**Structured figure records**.
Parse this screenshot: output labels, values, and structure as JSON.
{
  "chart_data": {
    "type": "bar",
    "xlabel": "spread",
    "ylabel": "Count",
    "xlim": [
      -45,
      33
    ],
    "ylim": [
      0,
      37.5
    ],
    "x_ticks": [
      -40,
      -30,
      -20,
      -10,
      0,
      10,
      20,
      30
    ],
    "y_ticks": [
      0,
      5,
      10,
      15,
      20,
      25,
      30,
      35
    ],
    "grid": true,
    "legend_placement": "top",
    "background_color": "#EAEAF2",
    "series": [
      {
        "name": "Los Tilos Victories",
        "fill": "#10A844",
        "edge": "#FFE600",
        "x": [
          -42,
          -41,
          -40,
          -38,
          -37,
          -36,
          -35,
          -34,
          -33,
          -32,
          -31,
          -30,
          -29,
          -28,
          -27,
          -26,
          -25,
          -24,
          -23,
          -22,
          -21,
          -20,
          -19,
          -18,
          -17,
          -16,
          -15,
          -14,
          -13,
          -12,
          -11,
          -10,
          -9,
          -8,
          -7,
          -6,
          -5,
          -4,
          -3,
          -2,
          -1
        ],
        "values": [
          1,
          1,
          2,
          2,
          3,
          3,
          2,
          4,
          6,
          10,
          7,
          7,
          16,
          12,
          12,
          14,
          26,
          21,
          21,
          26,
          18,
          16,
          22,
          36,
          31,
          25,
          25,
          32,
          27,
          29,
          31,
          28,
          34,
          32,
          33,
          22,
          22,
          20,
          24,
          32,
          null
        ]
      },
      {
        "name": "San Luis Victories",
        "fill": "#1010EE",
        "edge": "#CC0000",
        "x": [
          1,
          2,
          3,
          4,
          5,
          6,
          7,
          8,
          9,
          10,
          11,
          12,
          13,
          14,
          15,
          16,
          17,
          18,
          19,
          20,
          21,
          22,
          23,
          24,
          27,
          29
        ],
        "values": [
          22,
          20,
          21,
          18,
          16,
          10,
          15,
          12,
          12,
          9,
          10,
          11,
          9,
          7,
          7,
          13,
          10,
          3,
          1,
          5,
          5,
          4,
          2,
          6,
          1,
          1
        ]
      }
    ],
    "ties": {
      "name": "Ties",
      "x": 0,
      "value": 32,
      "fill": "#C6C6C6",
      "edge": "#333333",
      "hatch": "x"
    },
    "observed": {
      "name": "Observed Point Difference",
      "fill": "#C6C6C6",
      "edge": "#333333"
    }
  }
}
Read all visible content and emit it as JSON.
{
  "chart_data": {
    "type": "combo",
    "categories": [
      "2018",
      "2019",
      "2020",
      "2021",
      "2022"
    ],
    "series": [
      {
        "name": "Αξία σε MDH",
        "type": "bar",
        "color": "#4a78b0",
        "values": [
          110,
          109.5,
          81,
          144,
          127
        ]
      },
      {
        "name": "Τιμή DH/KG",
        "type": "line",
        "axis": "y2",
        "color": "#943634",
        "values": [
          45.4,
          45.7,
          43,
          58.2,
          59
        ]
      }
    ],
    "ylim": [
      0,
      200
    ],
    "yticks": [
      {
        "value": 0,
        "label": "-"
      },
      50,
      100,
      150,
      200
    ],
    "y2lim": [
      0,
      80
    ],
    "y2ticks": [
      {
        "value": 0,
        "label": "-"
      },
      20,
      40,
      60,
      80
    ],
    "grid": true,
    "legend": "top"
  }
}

**WHAT THIS TASK INVOLVES**.
Repeat each record in full; every line must match exactly.

**FINISHED TASK**.
Parse this screenshot: output labels, values, and structure as JSON.
{
  "chart_data": {
    "type": "bar",
    "xlabel": "spread",
    "ylabel": "Count",
    "xlim": [
      -45,
      33
    ],
    "ylim": [
      0,
      37.5
    ],
    "x_ticks": [
      -40,
      -30,
      -20,
      -10,
      0,
      10,
      20,
      30
    ],
    "y_ticks": [
      0,
      5,
      10,
      15,
      20,
      25,
      30,
      35
    ],
    "grid": true,
    "legend_placement": "top",
    "background_color": "#EAEAF2",
    "series": [
      {
        "name": "Los Tilos Victories",
        "fill": "#10A844",
        "edge": "#FFE600",
        "x": [
          -42,
          -41,
          -40,
          -38,
          -37,
          -36,
          -35,
          -34,
          -33,
          -32,
          -31,
          -30,
          -29,
          -28,
          -27,
          -26,
          -25,
          -24,
          -23,
          -22,
          -21,
          -20,
          -19,
          -18,
          -17,
          -16,
          -15,
          -14,
          -13,
          -12,
          -11,
          -10,
          -9,
          -8,
          -7,
          -6,
          -5,
          -4,
          -3,
          -2,
          -1
        ],
        "values": [
          1,
          1,
          2,
          2,
          3,
          3,
          2,
          4,
          6,
          10,
          7,
          7,
          16,
          12,
          12,
          14,
          26,
          21,
          21,
          26,
          18,
          16,
          22,
          36,
          31,
          25,
          25,
          32,
          27,
          29,
          31,
          28,
          34,
          32,
          33,
          22,
          22,
          20,
          24,
          32,
          null
        ]
      },
      {
        "name": "San Luis Victories",
        "fill": "#1010EE",
        "edge": "#CC0000",
        "x": [
          1,
          2,
          3,
          4,
          5,
          6,
          7,
          8,
          9,
          10,
          11,
          12,
          13,
          14,
          15,
          16,
          17,
          18,
          19,
          20,
          21,
          22,
          23,
          24,
          27,
          29
        ],
        "values": [
          22,
          20,
          21,
          18,
          16,
          10,
          15,
          12,
          12,
          9,
          10,
          11,
          9,
          7,
          7,
          13,
          10,
          3,
          1,
          5,
          5,
          4,
          2,
          6,
          1,
          1
        ]
      }
    ],
    "ties": {
      "name": "Ties",
      "x": 0,
      "value": 32,
      "fill": "#C6C6C6",
      "edge": "#333333",
      "hatch": "x"
    },
    "observed": {
      "name": "Observed Point Difference",
      "fill": "#C6C6C6",
      "edge": "#333333"
    }
  }
}
Read all visible content and emit it as JSON.
{
  "chart_data": {
    "type": "combo",
    "categories": [
      "2018",
      "2019",
      "2020",
      "2021",
      "2022"
    ],
    "series": [
      {
        "name": "Αξία σε MDH",
        "type": "bar",
        "color": "#4a78b0",
        "values": [
          110,
          109.5,
          81,
          144,
          127
        ]
      },
      {
        "name": "Τιμή DH/KG",
        "type": "line",
        "axis": "y2",
        "color": "#943634",
        "values": [
          45.4,
          45.7,
          43,
          58.2,
          59
        ]
      }
    ],
    "ylim": [
      0,
      200
    ],
    "yticks": [
      {
        "value": 0,
        "label": "-"
      },
      50,
      100,
      150,
      200
    ],
    "y2lim": [
      0,
      80
    ],
    "y2ticks": [
      {
        "value": 0,
        "label": "-"
      },
      20,
      40,
      60,
      80
    ],
    "grid": true,
    "legend": "top"
  }
}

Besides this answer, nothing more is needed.